- Task: Review the listing and copy each line that holds the word "recommends".

- Supplied material:

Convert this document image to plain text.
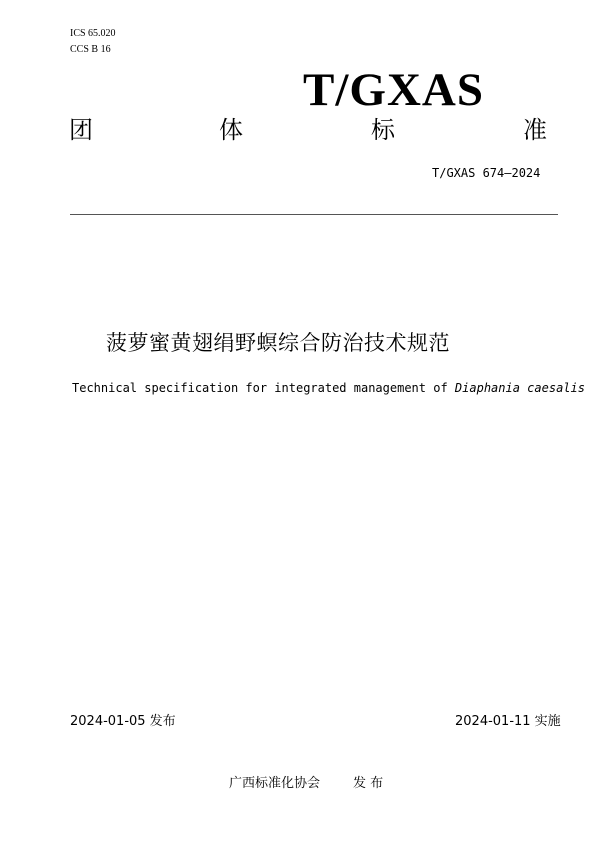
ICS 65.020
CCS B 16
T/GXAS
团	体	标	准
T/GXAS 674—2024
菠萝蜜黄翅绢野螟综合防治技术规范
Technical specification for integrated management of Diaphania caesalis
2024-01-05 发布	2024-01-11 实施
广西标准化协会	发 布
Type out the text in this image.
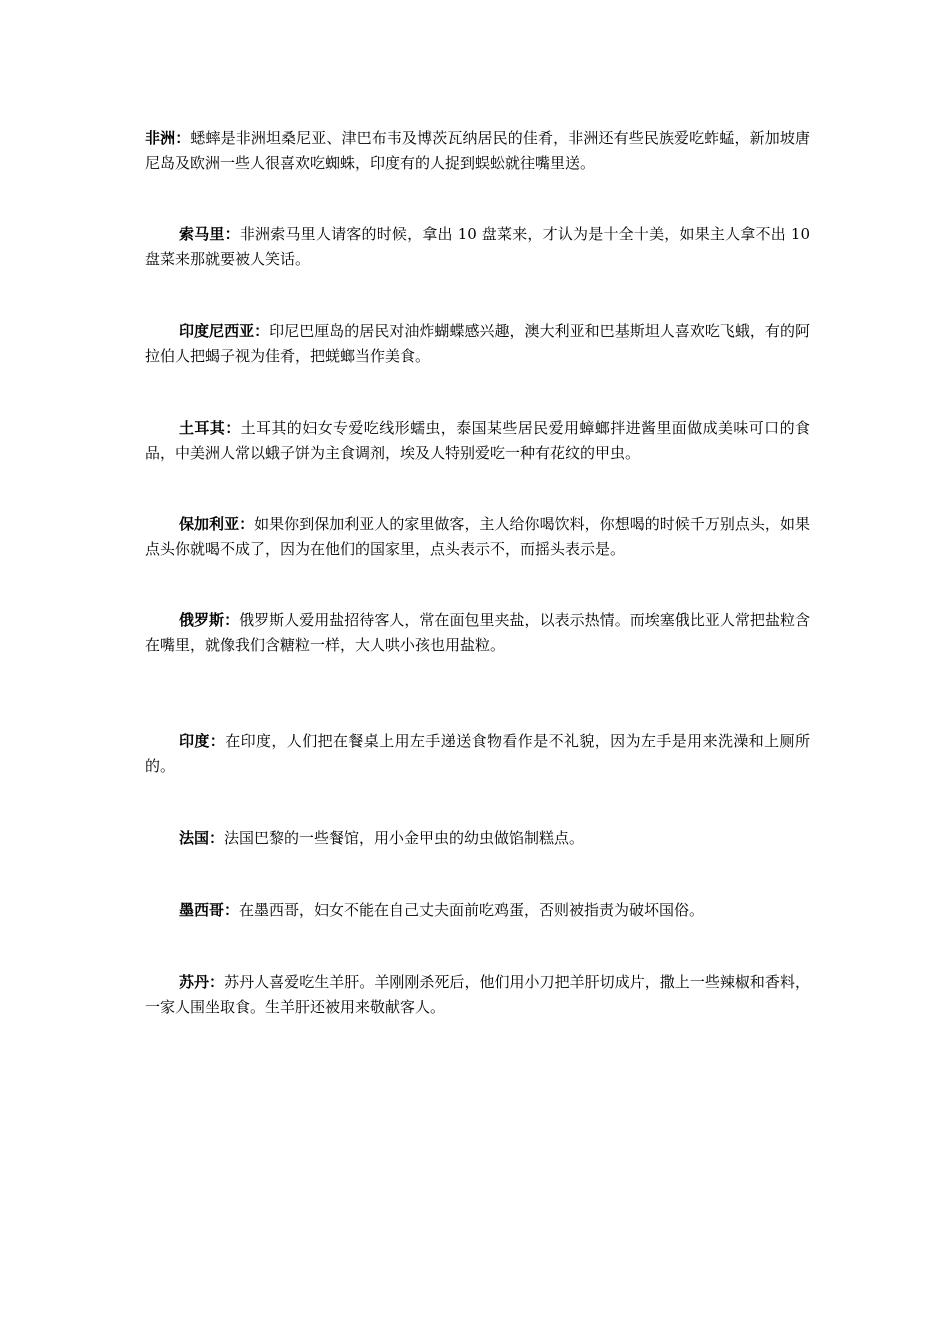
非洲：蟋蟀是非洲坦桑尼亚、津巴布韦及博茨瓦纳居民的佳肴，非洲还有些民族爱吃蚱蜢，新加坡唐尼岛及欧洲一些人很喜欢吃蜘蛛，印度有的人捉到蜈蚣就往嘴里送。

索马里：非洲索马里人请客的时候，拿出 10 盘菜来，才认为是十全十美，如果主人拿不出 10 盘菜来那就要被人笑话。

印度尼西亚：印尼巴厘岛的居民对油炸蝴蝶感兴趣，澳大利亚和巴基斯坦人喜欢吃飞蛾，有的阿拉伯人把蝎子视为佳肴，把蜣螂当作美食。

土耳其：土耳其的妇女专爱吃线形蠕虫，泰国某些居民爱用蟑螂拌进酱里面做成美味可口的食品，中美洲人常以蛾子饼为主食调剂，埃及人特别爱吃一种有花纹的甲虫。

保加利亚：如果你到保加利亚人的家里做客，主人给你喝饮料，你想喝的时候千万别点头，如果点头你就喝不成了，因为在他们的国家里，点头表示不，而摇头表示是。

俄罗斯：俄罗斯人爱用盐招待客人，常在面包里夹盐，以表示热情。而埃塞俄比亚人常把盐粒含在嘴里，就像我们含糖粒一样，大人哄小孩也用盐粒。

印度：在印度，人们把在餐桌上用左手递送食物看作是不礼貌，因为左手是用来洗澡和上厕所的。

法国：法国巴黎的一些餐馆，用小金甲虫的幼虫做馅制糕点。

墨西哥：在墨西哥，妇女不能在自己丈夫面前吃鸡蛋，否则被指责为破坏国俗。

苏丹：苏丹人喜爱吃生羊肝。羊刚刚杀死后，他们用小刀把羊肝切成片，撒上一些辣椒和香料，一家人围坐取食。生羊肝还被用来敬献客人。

* * *

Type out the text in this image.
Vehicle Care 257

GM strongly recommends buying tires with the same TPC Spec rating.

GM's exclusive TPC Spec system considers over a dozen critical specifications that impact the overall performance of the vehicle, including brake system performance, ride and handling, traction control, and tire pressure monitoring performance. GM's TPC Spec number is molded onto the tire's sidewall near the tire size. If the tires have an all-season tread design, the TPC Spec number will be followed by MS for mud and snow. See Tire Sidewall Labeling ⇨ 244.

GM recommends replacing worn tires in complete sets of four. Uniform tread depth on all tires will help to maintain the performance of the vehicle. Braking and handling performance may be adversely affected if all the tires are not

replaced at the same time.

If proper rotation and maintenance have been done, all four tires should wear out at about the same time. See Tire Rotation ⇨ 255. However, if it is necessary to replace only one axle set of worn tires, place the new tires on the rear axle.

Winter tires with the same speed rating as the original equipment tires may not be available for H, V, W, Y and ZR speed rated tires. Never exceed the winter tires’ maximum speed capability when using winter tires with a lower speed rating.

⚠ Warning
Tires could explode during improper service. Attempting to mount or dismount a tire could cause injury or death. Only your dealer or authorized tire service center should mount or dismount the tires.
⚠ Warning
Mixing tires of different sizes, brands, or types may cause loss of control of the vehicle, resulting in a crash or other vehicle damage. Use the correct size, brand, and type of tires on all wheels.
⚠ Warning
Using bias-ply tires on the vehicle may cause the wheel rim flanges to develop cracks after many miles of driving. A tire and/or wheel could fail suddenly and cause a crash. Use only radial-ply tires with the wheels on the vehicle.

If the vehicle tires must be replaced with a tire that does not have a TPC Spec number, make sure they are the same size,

- Answer to this exercise:
GM strongly recommends buying tires with the same TPC Spec rating.
GM recommends replacing worn tires in complete sets of four. Uniform tread depth on all tires will help to maintain the performance of the vehicle. Braking and handling performance may be adversely affected if all the tires are not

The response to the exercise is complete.